Locate the string "euros" in the listing below. Copy every line where it is found.

Dataset entries
* start *
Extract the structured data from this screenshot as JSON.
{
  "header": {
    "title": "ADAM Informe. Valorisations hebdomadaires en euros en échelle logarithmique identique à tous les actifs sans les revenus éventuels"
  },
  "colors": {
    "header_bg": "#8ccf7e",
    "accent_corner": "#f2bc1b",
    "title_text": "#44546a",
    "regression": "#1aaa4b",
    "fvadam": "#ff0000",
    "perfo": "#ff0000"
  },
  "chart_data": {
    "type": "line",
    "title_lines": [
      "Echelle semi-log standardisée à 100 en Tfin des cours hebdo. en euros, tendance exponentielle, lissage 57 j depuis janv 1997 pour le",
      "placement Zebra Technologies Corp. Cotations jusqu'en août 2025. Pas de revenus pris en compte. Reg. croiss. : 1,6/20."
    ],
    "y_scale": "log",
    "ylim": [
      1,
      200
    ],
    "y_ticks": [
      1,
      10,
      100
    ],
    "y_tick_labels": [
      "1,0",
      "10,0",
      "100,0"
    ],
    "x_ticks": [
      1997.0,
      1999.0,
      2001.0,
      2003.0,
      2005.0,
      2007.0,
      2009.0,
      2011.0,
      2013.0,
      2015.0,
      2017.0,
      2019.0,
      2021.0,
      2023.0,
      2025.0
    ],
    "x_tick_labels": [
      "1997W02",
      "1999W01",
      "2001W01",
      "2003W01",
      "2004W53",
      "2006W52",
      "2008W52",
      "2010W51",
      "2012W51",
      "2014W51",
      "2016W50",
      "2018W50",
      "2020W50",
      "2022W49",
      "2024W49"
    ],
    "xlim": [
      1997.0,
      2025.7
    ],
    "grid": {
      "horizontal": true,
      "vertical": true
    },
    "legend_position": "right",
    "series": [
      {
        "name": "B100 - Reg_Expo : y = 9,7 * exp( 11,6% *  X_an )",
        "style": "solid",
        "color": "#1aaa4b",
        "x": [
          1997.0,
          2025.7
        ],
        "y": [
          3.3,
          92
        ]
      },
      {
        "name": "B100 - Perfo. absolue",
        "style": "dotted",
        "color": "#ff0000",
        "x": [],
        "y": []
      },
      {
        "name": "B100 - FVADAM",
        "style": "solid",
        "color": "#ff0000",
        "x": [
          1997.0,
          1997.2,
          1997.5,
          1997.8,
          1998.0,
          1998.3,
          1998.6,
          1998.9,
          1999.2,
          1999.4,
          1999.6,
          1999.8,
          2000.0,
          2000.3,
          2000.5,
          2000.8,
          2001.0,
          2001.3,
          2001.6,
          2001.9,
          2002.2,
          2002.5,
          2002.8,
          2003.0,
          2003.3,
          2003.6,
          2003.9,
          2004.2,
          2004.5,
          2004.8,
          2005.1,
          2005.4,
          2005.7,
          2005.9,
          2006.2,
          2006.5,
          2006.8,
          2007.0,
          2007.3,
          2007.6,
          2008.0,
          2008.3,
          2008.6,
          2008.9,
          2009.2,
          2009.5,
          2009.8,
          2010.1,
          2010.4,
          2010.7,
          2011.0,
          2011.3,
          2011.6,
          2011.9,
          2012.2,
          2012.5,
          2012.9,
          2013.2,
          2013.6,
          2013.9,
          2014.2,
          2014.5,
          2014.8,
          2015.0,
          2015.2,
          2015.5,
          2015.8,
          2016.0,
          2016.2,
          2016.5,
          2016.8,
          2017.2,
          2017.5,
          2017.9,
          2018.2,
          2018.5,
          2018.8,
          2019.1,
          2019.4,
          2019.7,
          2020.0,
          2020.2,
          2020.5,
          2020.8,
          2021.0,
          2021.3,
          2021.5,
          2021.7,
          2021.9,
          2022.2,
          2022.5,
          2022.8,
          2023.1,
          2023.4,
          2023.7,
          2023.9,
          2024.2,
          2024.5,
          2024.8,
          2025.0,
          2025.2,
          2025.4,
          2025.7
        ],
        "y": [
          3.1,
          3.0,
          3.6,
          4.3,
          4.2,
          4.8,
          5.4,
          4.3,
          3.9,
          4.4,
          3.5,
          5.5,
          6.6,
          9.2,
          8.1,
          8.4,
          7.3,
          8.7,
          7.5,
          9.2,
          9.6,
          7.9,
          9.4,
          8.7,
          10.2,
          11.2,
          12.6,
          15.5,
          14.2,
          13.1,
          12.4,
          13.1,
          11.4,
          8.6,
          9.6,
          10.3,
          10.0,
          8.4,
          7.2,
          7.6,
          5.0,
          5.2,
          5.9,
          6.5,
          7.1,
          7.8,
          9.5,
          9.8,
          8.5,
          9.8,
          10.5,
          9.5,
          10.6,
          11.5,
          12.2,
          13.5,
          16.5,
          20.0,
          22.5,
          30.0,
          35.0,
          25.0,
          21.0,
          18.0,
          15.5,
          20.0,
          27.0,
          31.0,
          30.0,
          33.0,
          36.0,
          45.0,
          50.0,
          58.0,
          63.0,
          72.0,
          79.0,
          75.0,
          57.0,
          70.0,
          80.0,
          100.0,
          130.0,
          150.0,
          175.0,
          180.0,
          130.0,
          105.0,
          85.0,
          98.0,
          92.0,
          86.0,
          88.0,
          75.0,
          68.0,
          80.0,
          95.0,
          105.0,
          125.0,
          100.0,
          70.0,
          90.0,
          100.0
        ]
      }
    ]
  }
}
* end *
Task output:
    "title": "ADAM Informe. Valorisations hebdomadaires en euros en échelle logarithmique identique à tous les actifs sans les revenus éventuels"
      "Echelle semi-log standardisée à 100 en Tfin des cours hebdo. en euros, tendance exponentielle, lissage 57 j depuis janv 1997 pour le",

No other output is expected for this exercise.